● **EXERCISE TASK**: Locate the string "شاخص" in the records below. Copy every line where it occurs.

Dataset listings of figures
* Start *

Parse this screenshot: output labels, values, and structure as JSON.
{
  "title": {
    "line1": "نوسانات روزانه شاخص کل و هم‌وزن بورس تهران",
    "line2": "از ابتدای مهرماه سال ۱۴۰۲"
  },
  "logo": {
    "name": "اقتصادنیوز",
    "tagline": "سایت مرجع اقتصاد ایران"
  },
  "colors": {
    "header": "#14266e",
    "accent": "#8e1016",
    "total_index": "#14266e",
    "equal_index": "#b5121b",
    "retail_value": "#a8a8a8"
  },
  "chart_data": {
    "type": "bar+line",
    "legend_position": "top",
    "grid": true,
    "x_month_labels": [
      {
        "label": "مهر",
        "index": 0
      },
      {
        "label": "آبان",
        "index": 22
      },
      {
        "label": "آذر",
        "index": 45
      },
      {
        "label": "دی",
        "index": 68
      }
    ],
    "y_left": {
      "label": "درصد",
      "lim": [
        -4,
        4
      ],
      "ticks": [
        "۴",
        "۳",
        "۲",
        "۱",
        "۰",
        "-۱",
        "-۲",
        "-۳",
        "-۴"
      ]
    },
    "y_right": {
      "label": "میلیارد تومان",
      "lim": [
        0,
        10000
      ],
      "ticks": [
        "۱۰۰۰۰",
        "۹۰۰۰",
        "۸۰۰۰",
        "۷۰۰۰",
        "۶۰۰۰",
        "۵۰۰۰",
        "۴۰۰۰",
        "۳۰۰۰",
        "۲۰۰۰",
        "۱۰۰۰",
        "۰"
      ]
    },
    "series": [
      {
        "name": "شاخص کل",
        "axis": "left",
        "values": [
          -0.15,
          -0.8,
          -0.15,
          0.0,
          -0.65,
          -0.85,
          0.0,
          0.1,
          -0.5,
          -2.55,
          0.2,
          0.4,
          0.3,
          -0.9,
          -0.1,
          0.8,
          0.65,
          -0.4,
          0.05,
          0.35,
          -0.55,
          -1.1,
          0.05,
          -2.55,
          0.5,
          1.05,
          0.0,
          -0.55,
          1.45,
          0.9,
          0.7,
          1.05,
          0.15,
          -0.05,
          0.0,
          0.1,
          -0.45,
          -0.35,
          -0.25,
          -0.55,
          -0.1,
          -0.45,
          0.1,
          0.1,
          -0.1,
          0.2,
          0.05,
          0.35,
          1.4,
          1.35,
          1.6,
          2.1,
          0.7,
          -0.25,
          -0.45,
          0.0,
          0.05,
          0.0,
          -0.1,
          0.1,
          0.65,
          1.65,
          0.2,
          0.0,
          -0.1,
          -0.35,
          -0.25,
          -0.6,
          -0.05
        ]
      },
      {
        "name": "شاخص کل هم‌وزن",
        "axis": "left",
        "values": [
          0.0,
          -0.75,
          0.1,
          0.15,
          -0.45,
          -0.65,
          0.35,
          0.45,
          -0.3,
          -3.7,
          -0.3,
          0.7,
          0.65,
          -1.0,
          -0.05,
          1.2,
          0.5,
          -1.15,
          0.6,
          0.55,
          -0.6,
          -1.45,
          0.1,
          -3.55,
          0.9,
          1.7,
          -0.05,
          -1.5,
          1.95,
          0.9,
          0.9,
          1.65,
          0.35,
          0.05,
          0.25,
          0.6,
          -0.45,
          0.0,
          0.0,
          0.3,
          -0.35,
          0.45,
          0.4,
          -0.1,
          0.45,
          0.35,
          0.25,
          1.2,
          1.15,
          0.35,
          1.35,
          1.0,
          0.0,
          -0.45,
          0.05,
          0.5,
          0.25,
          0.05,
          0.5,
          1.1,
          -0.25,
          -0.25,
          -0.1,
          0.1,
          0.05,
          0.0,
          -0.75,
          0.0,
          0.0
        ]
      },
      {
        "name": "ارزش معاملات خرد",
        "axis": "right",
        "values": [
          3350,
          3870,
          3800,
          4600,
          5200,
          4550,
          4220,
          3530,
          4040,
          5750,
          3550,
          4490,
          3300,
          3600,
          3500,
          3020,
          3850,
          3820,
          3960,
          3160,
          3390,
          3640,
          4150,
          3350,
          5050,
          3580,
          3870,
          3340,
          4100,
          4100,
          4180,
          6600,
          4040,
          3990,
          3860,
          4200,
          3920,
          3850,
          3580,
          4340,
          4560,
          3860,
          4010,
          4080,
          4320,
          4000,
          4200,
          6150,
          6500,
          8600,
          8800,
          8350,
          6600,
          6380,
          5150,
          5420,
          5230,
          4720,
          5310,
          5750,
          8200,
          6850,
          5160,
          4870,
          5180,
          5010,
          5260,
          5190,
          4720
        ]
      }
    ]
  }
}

* End *

● **CORRECT OUTPUT**:
    "line1": "نوسانات روزانه شاخص کل و هم‌وزن بورس تهران",
        "name": "شاخص کل",
        "name": "شاخص کل هم‌وزن",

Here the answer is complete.